>> start ITEMS

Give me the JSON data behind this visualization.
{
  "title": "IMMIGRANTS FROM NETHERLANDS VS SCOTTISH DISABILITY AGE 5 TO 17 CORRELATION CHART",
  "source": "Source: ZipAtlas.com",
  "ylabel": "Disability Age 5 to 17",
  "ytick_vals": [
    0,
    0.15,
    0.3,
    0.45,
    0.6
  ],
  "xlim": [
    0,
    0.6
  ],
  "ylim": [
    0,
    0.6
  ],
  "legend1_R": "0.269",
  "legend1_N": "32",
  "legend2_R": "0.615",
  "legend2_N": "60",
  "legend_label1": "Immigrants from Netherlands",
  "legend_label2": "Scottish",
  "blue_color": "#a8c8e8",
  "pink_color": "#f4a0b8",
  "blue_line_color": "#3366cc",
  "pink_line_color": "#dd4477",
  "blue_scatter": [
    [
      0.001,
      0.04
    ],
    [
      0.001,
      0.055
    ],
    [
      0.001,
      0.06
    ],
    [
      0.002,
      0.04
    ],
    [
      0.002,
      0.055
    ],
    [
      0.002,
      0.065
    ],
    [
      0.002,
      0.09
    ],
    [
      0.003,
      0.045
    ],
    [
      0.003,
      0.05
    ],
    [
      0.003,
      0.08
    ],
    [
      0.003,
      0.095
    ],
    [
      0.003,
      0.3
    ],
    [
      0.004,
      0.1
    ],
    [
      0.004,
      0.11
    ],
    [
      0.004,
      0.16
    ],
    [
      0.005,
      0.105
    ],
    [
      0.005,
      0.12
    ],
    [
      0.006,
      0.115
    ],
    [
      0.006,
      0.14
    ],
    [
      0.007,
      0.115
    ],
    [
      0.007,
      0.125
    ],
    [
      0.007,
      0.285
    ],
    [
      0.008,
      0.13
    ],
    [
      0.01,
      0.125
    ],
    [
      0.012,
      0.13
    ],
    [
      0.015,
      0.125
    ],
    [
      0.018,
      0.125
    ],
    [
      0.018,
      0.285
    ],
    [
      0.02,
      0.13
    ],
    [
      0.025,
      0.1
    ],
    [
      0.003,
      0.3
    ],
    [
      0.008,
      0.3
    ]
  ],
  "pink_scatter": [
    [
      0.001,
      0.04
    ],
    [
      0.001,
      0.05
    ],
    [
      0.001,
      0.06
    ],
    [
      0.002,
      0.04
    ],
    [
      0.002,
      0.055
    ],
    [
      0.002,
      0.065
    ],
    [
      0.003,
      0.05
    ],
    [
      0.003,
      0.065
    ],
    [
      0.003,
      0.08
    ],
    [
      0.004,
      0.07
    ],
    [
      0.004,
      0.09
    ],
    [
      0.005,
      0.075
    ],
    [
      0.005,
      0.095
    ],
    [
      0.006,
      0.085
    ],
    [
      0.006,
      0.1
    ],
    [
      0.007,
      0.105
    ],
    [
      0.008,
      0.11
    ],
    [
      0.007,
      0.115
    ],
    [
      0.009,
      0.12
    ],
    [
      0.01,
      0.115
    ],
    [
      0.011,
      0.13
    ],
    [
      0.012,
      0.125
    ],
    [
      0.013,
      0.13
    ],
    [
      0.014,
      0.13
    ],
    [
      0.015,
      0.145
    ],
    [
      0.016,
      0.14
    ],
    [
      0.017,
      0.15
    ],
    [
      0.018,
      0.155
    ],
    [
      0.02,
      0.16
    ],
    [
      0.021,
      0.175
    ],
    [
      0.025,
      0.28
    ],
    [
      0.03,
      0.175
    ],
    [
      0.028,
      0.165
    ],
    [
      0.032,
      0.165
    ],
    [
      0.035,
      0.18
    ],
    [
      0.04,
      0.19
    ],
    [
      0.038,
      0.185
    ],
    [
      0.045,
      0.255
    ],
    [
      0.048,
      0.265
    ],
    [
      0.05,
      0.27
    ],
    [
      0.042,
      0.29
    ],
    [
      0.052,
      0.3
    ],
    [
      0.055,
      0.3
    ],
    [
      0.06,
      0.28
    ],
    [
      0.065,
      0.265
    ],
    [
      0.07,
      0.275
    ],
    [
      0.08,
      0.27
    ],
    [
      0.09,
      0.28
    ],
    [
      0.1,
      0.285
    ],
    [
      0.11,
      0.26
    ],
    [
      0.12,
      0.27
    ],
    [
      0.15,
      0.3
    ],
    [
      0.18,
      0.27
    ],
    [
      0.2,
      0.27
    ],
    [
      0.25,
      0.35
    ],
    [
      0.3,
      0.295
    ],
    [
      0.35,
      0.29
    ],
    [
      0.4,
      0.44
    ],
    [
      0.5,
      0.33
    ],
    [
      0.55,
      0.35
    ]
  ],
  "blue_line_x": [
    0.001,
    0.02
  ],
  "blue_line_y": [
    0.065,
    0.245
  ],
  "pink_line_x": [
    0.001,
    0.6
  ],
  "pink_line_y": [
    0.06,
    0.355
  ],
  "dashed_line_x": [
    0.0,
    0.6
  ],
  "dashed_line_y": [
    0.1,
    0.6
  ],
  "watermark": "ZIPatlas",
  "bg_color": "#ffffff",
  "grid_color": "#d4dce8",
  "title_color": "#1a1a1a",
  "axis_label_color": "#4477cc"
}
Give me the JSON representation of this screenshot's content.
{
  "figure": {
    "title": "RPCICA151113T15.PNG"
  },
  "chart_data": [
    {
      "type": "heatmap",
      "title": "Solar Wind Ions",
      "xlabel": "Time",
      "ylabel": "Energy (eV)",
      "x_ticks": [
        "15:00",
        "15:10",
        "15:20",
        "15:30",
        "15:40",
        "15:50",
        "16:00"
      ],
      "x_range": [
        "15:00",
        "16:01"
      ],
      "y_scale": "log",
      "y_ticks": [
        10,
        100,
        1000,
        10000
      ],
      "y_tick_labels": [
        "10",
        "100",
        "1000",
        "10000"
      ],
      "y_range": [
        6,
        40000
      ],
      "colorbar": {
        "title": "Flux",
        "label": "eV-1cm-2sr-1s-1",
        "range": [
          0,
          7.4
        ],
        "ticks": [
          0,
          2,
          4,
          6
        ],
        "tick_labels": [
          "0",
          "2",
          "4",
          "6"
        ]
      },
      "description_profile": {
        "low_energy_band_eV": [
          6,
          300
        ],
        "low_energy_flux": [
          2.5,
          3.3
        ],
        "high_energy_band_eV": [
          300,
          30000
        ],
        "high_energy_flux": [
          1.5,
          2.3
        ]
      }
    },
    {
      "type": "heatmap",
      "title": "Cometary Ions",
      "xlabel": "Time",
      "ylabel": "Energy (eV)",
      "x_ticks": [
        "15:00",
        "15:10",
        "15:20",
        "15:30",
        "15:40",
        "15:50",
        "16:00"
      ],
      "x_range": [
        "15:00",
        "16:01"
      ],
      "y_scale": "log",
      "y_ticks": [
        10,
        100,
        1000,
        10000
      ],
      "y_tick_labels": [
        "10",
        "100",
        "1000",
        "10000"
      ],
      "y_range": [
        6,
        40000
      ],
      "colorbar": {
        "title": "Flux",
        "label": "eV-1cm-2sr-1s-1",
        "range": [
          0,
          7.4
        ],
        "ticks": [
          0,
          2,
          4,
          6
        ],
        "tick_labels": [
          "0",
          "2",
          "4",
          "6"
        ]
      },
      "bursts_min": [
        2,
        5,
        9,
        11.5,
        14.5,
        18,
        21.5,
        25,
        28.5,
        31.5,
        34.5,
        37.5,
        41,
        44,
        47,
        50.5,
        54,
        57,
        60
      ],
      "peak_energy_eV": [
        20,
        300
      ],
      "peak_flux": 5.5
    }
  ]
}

>> end ITEMS

TASK INSTRUCTIONS
Return the material in full, exactly as shown.

CORRECT OUTPUT
Give me the JSON data behind this visualization.
{
  "title": "IMMIGRANTS FROM NETHERLANDS VS SCOTTISH DISABILITY AGE 5 TO 17 CORRELATION CHART",
  "source": "Source: ZipAtlas.com",
  "ylabel": "Disability Age 5 to 17",
  "ytick_vals": [
    0,
    0.15,
    0.3,
    0.45,
    0.6
  ],
  "xlim": [
    0,
    0.6
  ],
  "ylim": [
    0,
    0.6
  ],
  "legend1_R": "0.269",
  "legend1_N": "32",
  "legend2_R": "0.615",
  "legend2_N": "60",
  "legend_label1": "Immigrants from Netherlands",
  "legend_label2": "Scottish",
  "blue_color": "#a8c8e8",
  "pink_color": "#f4a0b8",
  "blue_line_color": "#3366cc",
  "pink_line_color": "#dd4477",
  "blue_scatter": [
    [
      0.001,
      0.04
    ],
    [
      0.001,
      0.055
    ],
    [
      0.001,
      0.06
    ],
    [
      0.002,
      0.04
    ],
    [
      0.002,
      0.055
    ],
    [
      0.002,
      0.065
    ],
    [
      0.002,
      0.09
    ],
    [
      0.003,
      0.045
    ],
    [
      0.003,
      0.05
    ],
    [
      0.003,
      0.08
    ],
    [
      0.003,
      0.095
    ],
    [
      0.003,
      0.3
    ],
    [
      0.004,
      0.1
    ],
    [
      0.004,
      0.11
    ],
    [
      0.004,
      0.16
    ],
    [
      0.005,
      0.105
    ],
    [
      0.005,
      0.12
    ],
    [
      0.006,
      0.115
    ],
    [
      0.006,
      0.14
    ],
    [
      0.007,
      0.115
    ],
    [
      0.007,
      0.125
    ],
    [
      0.007,
      0.285
    ],
    [
      0.008,
      0.13
    ],
    [
      0.01,
      0.125
    ],
    [
      0.012,
      0.13
    ],
    [
      0.015,
      0.125
    ],
    [
      0.018,
      0.125
    ],
    [
      0.018,
      0.285
    ],
    [
      0.02,
      0.13
    ],
    [
      0.025,
      0.1
    ],
    [
      0.003,
      0.3
    ],
    [
      0.008,
      0.3
    ]
  ],
  "pink_scatter": [
    [
      0.001,
      0.04
    ],
    [
      0.001,
      0.05
    ],
    [
      0.001,
      0.06
    ],
    [
      0.002,
      0.04
    ],
    [
      0.002,
      0.055
    ],
    [
      0.002,
      0.065
    ],
    [
      0.003,
      0.05
    ],
    [
      0.003,
      0.065
    ],
    [
      0.003,
      0.08
    ],
    [
      0.004,
      0.07
    ],
    [
      0.004,
      0.09
    ],
    [
      0.005,
      0.075
    ],
    [
      0.005,
      0.095
    ],
    [
      0.006,
      0.085
    ],
    [
      0.006,
      0.1
    ],
    [
      0.007,
      0.105
    ],
    [
      0.008,
      0.11
    ],
    [
      0.007,
      0.115
    ],
    [
      0.009,
      0.12
    ],
    [
      0.01,
      0.115
    ],
    [
      0.011,
      0.13
    ],
    [
      0.012,
      0.125
    ],
    [
      0.013,
      0.13
    ],
    [
      0.014,
      0.13
    ],
    [
      0.015,
      0.145
    ],
    [
      0.016,
      0.14
    ],
    [
      0.017,
      0.15
    ],
    [
      0.018,
      0.155
    ],
    [
      0.02,
      0.16
    ],
    [
      0.021,
      0.175
    ],
    [
      0.025,
      0.28
    ],
    [
      0.03,
      0.175
    ],
    [
      0.028,
      0.165
    ],
    [
      0.032,
      0.165
    ],
    [
      0.035,
      0.18
    ],
    [
      0.04,
      0.19
    ],
    [
      0.038,
      0.185
    ],
    [
      0.045,
      0.255
    ],
    [
      0.048,
      0.265
    ],
    [
      0.05,
      0.27
    ],
    [
      0.042,
      0.29
    ],
    [
      0.052,
      0.3
    ],
    [
      0.055,
      0.3
    ],
    [
      0.06,
      0.28
    ],
    [
      0.065,
      0.265
    ],
    [
      0.07,
      0.275
    ],
    [
      0.08,
      0.27
    ],
    [
      0.09,
      0.28
    ],
    [
      0.1,
      0.285
    ],
    [
      0.11,
      0.26
    ],
    [
      0.12,
      0.27
    ],
    [
      0.15,
      0.3
    ],
    [
      0.18,
      0.27
    ],
    [
      0.2,
      0.27
    ],
    [
      0.25,
      0.35
    ],
    [
      0.3,
      0.295
    ],
    [
      0.35,
      0.29
    ],
    [
      0.4,
      0.44
    ],
    [
      0.5,
      0.33
    ],
    [
      0.55,
      0.35
    ]
  ],
  "blue_line_x": [
    0.001,
    0.02
  ],
  "blue_line_y": [
    0.065,
    0.245
  ],
  "pink_line_x": [
    0.001,
    0.6
  ],
  "pink_line_y": [
    0.06,
    0.355
  ],
  "dashed_line_x": [
    0.0,
    0.6
  ],
  "dashed_line_y": [
    0.1,
    0.6
  ],
  "watermark": "ZIPatlas",
  "bg_color": "#ffffff",
  "grid_color": "#d4dce8",
  "title_color": "#1a1a1a",
  "axis_label_color": "#4477cc"
}
Give me the JSON representation of this screenshot's content.
{
  "figure": {
    "title": "RPCICA151113T15.PNG"
  },
  "chart_data": [
    {
      "type": "heatmap",
      "title": "Solar Wind Ions",
      "xlabel": "Time",
      "ylabel": "Energy (eV)",
      "x_ticks": [
        "15:00",
        "15:10",
        "15:20",
        "15:30",
        "15:40",
        "15:50",
        "16:00"
      ],
      "x_range": [
        "15:00",
        "16:01"
      ],
      "y_scale": "log",
      "y_ticks": [
        10,
        100,
        1000,
        10000
      ],
      "y_tick_labels": [
        "10",
        "100",
        "1000",
        "10000"
      ],
      "y_range": [
        6,
        40000
      ],
      "colorbar": {
        "title": "Flux",
        "label": "eV-1cm-2sr-1s-1",
        "range": [
          0,
          7.4
        ],
        "ticks": [
          0,
          2,
          4,
          6
        ],
        "tick_labels": [
          "0",
          "2",
          "4",
          "6"
        ]
      },
      "description_profile": {
        "low_energy_band_eV": [
          6,
          300
        ],
        "low_energy_flux": [
          2.5,
          3.3
        ],
        "high_energy_band_eV": [
          300,
          30000
        ],
        "high_energy_flux": [
          1.5,
          2.3
        ]
      }
    },
    {
      "type": "heatmap",
      "title": "Cometary Ions",
      "xlabel": "Time",
      "ylabel": "Energy (eV)",
      "x_ticks": [
        "15:00",
        "15:10",
        "15:20",
        "15:30",
        "15:40",
        "15:50",
        "16:00"
      ],
      "x_range": [
        "15:00",
        "16:01"
      ],
      "y_scale": "log",
      "y_ticks": [
        10,
        100,
        1000,
        10000
      ],
      "y_tick_labels": [
        "10",
        "100",
        "1000",
        "10000"
      ],
      "y_range": [
        6,
        40000
      ],
      "colorbar": {
        "title": "Flux",
        "label": "eV-1cm-2sr-1s-1",
        "range": [
          0,
          7.4
        ],
        "ticks": [
          0,
          2,
          4,
          6
        ],
        "tick_labels": [
          "0",
          "2",
          "4",
          "6"
        ]
      },
      "bursts_min": [
        2,
        5,
        9,
        11.5,
        14.5,
        18,
        21.5,
        25,
        28.5,
        31.5,
        34.5,
        37.5,
        41,
        44,
        47,
        50.5,
        54,
        57,
        60
      ],
      "peak_energy_eV": [
        20,
        300
      ],
      "peak_flux": 5.5
    }
  ]
}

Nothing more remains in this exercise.